**EXERCISE OBJECTIVE:** Copy each line of the data below with the word "finals".

* Begin *

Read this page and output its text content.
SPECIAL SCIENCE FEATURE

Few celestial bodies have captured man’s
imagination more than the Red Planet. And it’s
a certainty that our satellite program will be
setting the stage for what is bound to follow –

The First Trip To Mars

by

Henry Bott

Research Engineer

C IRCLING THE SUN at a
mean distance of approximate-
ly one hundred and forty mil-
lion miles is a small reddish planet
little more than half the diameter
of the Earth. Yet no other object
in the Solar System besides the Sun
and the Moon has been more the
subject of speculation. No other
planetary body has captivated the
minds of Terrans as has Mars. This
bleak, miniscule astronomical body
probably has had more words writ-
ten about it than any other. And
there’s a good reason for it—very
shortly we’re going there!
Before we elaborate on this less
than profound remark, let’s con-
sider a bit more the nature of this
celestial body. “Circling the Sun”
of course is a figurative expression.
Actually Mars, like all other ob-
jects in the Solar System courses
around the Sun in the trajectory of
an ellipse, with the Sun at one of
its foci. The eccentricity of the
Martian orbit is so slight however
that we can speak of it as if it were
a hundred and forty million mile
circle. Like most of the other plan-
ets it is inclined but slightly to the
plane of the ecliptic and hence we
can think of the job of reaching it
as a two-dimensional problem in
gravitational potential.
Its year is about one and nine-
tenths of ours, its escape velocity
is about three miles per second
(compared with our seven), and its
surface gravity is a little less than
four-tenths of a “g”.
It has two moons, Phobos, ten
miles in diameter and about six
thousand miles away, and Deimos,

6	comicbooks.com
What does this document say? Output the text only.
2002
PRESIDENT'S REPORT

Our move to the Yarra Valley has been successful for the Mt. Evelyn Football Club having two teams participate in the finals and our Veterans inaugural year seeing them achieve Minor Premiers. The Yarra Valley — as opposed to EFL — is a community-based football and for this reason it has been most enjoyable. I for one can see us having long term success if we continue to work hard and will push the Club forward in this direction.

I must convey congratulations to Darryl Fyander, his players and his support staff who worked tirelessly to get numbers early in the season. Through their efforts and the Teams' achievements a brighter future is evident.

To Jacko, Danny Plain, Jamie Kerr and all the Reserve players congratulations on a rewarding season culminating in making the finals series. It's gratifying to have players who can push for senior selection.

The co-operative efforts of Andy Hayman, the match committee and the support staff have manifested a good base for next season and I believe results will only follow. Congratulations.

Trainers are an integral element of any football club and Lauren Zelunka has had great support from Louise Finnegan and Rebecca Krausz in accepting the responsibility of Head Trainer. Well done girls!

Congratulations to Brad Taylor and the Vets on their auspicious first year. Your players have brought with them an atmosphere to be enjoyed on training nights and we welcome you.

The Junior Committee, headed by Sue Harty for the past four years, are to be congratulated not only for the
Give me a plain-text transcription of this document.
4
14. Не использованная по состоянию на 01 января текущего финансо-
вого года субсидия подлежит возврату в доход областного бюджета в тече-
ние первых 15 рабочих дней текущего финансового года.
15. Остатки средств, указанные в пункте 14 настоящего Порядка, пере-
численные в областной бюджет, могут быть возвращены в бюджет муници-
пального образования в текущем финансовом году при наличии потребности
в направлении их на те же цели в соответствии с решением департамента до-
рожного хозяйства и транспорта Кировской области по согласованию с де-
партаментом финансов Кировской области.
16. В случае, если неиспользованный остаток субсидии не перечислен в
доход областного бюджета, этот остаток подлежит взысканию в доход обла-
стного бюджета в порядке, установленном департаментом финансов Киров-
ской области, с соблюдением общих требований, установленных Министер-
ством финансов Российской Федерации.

* End *

**SOLVED EXERCISE:**
Our move to the Yarra Valley has been successful for the Mt. Evelyn Football Club having two teams participate in the finals and our Veterans inaugural year seeing them achieve Minor Premiers. The Yarra Valley — as opposed to EFL — is a community-based football and for this reason it has been most enjoyable. I for one can see us having long term success if we continue to work hard and will push the Club forward in this direction.
To Jacko, Danny Plain, Jamie Kerr and all the Reserve players congratulations on a rewarding season culminating in making the finals series. It's gratifying to have players who can push for senior selection.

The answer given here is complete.